_The exercise_: For the listing below, give the number of lines in which "BLACK" occurs. Add nothing.

_Supplied material_:
- - -
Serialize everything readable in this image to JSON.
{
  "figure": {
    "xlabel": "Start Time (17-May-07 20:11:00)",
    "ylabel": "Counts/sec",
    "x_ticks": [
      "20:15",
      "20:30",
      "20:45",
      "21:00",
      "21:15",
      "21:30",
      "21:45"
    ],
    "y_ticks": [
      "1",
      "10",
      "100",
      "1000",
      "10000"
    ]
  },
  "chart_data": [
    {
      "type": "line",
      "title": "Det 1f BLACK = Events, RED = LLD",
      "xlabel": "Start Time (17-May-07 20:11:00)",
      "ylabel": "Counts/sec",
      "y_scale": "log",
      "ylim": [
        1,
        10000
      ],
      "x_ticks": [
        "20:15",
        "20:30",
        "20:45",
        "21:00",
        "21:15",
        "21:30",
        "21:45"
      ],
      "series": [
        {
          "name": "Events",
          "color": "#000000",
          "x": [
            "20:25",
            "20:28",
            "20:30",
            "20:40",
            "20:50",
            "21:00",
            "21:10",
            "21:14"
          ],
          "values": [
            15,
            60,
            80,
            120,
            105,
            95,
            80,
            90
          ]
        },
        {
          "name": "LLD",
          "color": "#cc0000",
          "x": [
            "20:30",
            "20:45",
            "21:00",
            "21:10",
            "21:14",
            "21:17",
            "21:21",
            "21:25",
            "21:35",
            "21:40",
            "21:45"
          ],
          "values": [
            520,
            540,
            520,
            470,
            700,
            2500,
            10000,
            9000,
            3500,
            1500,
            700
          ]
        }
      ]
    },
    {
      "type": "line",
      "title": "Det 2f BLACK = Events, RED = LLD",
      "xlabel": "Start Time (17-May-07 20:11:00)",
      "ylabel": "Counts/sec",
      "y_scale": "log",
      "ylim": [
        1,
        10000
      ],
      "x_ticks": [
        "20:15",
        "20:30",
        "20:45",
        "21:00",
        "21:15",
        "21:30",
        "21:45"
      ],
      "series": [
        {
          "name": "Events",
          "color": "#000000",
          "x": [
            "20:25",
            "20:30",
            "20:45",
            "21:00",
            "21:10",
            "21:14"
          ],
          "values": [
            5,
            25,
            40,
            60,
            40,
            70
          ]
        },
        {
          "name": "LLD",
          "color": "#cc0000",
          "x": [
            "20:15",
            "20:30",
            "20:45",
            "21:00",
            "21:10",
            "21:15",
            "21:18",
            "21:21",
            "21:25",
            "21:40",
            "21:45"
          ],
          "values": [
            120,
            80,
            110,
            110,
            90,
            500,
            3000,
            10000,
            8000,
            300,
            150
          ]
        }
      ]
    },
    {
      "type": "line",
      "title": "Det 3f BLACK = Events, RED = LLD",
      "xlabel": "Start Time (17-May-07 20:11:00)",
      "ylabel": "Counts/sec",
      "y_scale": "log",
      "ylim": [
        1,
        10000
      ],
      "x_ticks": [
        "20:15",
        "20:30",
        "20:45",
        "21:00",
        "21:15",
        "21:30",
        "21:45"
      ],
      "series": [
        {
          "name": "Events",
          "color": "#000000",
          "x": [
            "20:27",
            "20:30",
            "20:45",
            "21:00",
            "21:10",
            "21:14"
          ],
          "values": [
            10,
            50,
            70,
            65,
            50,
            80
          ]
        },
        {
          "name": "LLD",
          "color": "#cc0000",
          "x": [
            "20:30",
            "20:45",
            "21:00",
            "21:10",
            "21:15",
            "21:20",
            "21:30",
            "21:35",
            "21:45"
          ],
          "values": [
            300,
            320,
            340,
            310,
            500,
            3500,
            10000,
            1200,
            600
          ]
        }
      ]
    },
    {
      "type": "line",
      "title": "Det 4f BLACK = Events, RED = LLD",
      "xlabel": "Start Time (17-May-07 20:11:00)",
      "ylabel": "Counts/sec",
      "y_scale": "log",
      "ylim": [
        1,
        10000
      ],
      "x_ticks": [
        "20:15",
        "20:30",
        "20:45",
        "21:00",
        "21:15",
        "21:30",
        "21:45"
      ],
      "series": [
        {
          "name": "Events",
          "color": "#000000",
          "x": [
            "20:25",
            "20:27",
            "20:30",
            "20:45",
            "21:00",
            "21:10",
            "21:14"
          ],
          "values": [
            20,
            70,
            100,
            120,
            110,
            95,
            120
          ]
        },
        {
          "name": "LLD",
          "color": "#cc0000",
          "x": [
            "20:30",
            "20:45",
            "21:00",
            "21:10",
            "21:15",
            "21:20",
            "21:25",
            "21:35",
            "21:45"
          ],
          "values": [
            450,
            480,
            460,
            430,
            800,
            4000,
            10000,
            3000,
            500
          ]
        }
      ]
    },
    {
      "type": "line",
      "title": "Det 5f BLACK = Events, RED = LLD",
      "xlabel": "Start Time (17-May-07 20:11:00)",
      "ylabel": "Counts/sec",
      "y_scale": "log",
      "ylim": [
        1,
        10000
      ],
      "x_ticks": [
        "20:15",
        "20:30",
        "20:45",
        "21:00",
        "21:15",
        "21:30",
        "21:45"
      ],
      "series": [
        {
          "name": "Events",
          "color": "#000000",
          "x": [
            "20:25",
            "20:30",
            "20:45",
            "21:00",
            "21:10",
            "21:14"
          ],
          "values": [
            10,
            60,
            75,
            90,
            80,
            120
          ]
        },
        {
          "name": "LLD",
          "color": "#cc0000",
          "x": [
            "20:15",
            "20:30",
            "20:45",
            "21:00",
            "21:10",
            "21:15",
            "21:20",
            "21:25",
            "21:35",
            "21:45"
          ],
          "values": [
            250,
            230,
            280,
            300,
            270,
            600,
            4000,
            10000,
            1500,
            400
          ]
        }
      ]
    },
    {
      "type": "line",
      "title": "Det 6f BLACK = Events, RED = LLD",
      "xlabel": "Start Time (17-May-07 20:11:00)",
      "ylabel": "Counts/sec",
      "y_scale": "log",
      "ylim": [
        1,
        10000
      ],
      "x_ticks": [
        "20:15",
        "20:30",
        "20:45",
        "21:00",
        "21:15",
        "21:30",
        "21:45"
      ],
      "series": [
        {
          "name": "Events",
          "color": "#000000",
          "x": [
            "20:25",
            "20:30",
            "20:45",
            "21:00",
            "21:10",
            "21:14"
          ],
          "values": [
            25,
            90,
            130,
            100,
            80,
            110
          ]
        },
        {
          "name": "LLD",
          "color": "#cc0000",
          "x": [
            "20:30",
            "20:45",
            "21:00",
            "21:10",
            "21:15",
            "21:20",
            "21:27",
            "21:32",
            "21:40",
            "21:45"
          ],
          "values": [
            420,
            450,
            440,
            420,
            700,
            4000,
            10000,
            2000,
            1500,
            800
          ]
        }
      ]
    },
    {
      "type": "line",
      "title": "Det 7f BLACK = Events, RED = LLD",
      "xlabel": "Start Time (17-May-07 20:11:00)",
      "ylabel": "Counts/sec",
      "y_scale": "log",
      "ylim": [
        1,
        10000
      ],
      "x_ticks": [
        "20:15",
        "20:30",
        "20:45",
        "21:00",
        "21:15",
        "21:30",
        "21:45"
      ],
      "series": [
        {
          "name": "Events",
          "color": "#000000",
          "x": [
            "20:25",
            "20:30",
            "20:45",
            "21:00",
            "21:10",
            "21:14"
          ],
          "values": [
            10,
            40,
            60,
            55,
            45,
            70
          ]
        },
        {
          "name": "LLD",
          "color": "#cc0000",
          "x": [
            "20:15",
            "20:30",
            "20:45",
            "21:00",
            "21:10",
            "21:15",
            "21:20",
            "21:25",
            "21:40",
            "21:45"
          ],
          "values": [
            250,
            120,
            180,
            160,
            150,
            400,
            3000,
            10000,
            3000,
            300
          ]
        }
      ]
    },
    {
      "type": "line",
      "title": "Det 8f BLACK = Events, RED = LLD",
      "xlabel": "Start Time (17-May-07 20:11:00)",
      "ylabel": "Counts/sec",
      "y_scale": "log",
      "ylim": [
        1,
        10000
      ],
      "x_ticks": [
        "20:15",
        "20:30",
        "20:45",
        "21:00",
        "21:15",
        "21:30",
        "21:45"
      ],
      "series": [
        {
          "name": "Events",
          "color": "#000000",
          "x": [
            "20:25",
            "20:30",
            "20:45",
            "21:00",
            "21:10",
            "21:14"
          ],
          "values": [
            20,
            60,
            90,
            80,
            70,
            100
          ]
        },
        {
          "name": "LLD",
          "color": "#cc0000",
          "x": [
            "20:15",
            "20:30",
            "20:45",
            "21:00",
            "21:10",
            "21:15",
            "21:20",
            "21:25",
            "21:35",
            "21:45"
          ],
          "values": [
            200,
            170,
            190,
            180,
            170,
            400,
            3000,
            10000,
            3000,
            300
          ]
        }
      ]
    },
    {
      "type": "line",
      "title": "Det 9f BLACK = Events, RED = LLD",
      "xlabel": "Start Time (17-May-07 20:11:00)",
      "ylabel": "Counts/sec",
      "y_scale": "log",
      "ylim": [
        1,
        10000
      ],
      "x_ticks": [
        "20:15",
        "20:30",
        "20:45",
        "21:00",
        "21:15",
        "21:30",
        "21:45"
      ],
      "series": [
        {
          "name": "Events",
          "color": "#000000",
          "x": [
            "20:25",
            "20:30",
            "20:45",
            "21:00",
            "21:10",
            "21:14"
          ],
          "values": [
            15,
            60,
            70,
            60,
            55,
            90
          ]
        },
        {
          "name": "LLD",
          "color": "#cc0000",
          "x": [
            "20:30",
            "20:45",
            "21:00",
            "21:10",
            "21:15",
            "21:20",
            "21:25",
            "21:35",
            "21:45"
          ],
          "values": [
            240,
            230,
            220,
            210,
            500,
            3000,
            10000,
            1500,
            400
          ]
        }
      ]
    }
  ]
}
- - -
_Problem solution_: 9